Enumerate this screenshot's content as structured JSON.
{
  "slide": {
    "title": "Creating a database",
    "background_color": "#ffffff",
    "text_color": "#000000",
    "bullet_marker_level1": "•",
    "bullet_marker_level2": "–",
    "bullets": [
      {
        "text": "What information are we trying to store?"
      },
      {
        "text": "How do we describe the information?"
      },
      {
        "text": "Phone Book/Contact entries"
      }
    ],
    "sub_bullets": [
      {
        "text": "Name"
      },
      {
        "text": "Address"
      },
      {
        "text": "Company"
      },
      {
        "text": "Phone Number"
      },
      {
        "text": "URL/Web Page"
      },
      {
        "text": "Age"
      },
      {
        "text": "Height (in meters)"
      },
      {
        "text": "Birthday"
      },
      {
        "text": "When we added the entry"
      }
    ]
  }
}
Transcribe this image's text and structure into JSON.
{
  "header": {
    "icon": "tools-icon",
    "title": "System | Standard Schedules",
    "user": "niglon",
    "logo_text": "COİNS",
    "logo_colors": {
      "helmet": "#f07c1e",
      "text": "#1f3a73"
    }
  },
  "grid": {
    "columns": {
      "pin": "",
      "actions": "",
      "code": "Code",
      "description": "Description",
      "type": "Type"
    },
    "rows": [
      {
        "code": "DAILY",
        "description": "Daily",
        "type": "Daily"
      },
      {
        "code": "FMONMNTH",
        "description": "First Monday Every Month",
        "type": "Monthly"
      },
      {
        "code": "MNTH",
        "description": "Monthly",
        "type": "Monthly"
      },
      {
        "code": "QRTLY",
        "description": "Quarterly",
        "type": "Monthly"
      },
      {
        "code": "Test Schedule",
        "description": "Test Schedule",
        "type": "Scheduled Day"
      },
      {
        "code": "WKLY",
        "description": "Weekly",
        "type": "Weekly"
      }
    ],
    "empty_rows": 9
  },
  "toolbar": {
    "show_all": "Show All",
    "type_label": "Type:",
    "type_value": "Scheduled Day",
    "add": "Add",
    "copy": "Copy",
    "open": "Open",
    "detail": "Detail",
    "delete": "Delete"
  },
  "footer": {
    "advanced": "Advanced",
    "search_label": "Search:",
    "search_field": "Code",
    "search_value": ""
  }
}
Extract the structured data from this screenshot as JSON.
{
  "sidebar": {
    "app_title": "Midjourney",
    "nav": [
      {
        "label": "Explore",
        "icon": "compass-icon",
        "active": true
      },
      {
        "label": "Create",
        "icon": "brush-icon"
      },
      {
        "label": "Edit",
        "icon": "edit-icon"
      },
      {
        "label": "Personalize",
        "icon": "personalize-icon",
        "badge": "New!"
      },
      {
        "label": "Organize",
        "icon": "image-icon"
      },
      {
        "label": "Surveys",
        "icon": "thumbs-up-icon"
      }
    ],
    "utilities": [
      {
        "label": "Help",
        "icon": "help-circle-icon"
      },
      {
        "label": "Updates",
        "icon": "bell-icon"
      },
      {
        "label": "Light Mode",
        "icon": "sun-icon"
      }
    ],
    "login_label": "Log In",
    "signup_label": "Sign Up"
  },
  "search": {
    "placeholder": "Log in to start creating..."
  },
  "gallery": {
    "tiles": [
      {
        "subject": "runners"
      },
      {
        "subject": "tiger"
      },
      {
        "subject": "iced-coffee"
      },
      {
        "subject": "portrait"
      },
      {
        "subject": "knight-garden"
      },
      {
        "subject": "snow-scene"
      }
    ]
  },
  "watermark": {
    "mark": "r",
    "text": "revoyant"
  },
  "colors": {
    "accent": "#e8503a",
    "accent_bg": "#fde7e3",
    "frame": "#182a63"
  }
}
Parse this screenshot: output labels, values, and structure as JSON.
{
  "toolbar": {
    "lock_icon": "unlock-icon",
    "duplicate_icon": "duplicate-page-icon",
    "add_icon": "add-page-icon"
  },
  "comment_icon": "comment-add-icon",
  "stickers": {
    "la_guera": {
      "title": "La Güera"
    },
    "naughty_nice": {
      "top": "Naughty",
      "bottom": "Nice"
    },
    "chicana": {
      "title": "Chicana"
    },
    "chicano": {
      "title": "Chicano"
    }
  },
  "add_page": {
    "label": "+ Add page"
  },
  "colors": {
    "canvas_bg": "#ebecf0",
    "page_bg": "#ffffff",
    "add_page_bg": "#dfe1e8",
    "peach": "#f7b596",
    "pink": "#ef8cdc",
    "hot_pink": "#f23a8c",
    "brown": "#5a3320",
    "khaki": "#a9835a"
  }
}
________________
INSTRUCTION.
Would you copy out each line exactly as written?

TASK ANSWER.
Enumerate this screenshot's content as structured JSON.
{
  "slide": {
    "title": "Creating a database",
    "background_color": "#ffffff",
    "text_color": "#000000",
    "bullet_marker_level1": "•",
    "bullet_marker_level2": "–",
    "bullets": [
      {
        "text": "What information are we trying to store?"
      },
      {
        "text": "How do we describe the information?"
      },
      {
        "text": "Phone Book/Contact entries"
      }
    ],
    "sub_bullets": [
      {
        "text": "Name"
      },
      {
        "text": "Address"
      },
      {
        "text": "Company"
      },
      {
        "text": "Phone Number"
      },
      {
        "text": "URL/Web Page"
      },
      {
        "text": "Age"
      },
      {
        "text": "Height (in meters)"
      },
      {
        "text": "Birthday"
      },
      {
        "text": "When we added the entry"
      }
    ]
  }
}
Transcribe this image's text and structure into JSON.
{
  "header": {
    "icon": "tools-icon",
    "title": "System | Standard Schedules",
    "user": "niglon",
    "logo_text": "COİNS",
    "logo_colors": {
      "helmet": "#f07c1e",
      "text": "#1f3a73"
    }
  },
  "grid": {
    "columns": {
      "pin": "",
      "actions": "",
      "code": "Code",
      "description": "Description",
      "type": "Type"
    },
    "rows": [
      {
        "code": "DAILY",
        "description": "Daily",
        "type": "Daily"
      },
      {
        "code": "FMONMNTH",
        "description": "First Monday Every Month",
        "type": "Monthly"
      },
      {
        "code": "MNTH",
        "description": "Monthly",
        "type": "Monthly"
      },
      {
        "code": "QRTLY",
        "description": "Quarterly",
        "type": "Monthly"
      },
      {
        "code": "Test Schedule",
        "description": "Test Schedule",
        "type": "Scheduled Day"
      },
      {
        "code": "WKLY",
        "description": "Weekly",
        "type": "Weekly"
      }
    ],
    "empty_rows": 9
  },
  "toolbar": {
    "show_all": "Show All",
    "type_label": "Type:",
    "type_value": "Scheduled Day",
    "add": "Add",
    "copy": "Copy",
    "open": "Open",
    "detail": "Detail",
    "delete": "Delete"
  },
  "footer": {
    "advanced": "Advanced",
    "search_label": "Search:",
    "search_field": "Code",
    "search_value": ""
  }
}
Extract the structured data from this screenshot as JSON.
{
  "sidebar": {
    "app_title": "Midjourney",
    "nav": [
      {
        "label": "Explore",
        "icon": "compass-icon",
        "active": true
      },
      {
        "label": "Create",
        "icon": "brush-icon"
      },
      {
        "label": "Edit",
        "icon": "edit-icon"
      },
      {
        "label": "Personalize",
        "icon": "personalize-icon",
        "badge": "New!"
      },
      {
        "label": "Organize",
        "icon": "image-icon"
      },
      {
        "label": "Surveys",
        "icon": "thumbs-up-icon"
      }
    ],
    "utilities": [
      {
        "label": "Help",
        "icon": "help-circle-icon"
      },
      {
        "label": "Updates",
        "icon": "bell-icon"
      },
      {
        "label": "Light Mode",
        "icon": "sun-icon"
      }
    ],
    "login_label": "Log In",
    "signup_label": "Sign Up"
  },
  "search": {
    "placeholder": "Log in to start creating..."
  },
  "gallery": {
    "tiles": [
      {
        "subject": "runners"
      },
      {
        "subject": "tiger"
      },
      {
        "subject": "iced-coffee"
      },
      {
        "subject": "portrait"
      },
      {
        "subject": "knight-garden"
      },
      {
        "subject": "snow-scene"
      }
    ]
  },
  "watermark": {
    "mark": "r",
    "text": "revoyant"
  },
  "colors": {
    "accent": "#e8503a",
    "accent_bg": "#fde7e3",
    "frame": "#182a63"
  }
}
Parse this screenshot: output labels, values, and structure as JSON.
{
  "toolbar": {
    "lock_icon": "unlock-icon",
    "duplicate_icon": "duplicate-page-icon",
    "add_icon": "add-page-icon"
  },
  "comment_icon": "comment-add-icon",
  "stickers": {
    "la_guera": {
      "title": "La Güera"
    },
    "naughty_nice": {
      "top": "Naughty",
      "bottom": "Nice"
    },
    "chicana": {
      "title": "Chicana"
    },
    "chicano": {
      "title": "Chicano"
    }
  },
  "add_page": {
    "label": "+ Add page"
  },
  "colors": {
    "canvas_bg": "#ebecf0",
    "page_bg": "#ffffff",
    "add_page_bg": "#dfe1e8",
    "peach": "#f7b596",
    "pink": "#ef8cdc",
    "hot_pink": "#f23a8c",
    "brown": "#5a3320",
    "khaki": "#a9835a"
  }
}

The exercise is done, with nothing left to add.